INFORMATION SUPPLIED:
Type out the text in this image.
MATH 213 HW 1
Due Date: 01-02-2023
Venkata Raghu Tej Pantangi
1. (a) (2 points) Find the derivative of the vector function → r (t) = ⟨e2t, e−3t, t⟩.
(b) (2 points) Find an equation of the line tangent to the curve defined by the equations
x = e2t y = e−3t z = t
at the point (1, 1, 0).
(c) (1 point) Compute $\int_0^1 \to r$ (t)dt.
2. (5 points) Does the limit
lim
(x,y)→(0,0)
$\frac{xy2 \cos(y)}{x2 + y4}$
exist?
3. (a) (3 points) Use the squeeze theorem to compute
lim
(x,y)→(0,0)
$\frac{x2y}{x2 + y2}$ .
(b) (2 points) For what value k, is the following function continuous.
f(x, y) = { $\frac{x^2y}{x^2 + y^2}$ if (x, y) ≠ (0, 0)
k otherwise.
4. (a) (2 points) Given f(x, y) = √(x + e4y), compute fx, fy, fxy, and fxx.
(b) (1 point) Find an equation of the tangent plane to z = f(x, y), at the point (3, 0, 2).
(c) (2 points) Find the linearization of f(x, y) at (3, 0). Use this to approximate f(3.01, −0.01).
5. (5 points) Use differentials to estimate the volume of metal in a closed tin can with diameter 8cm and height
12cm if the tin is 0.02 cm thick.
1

TASK TO COMPLETE:
Copy the entries above exactly, leaving none out.

SOLUTION:
Type out the text in this image.
MATH 213 HW 1
Due Date: 01-02-2023
Venkata Raghu Tej Pantangi
1. (a) (2 points) Find the derivative of the vector function → r (t) = ⟨e2t, e−3t, t⟩.
(b) (2 points) Find an equation of the line tangent to the curve defined by the equations
x = e2t y = e−3t z = t
at the point (1, 1, 0).
(c) (1 point) Compute $\int_0^1 \to r$ (t)dt.
2. (5 points) Does the limit
lim
(x,y)→(0,0)
$\frac{xy2 \cos(y)}{x2 + y4}$
exist?
3. (a) (3 points) Use the squeeze theorem to compute
lim
(x,y)→(0,0)
$\frac{x2y}{x2 + y2}$ .
(b) (2 points) For what value k, is the following function continuous.
f(x, y) = { $\frac{x^2y}{x^2 + y^2}$ if (x, y) ≠ (0, 0)
k otherwise.
4. (a) (2 points) Given f(x, y) = √(x + e4y), compute fx, fy, fxy, and fxx.
(b) (1 point) Find an equation of the tangent plane to z = f(x, y), at the point (3, 0, 2).
(c) (2 points) Find the linearization of f(x, y) at (3, 0). Use this to approximate f(3.01, −0.01).
5. (5 points) Use differentials to estimate the volume of metal in a closed tin can with diameter 8cm and height
12cm if the tin is 0.02 cm thick.
1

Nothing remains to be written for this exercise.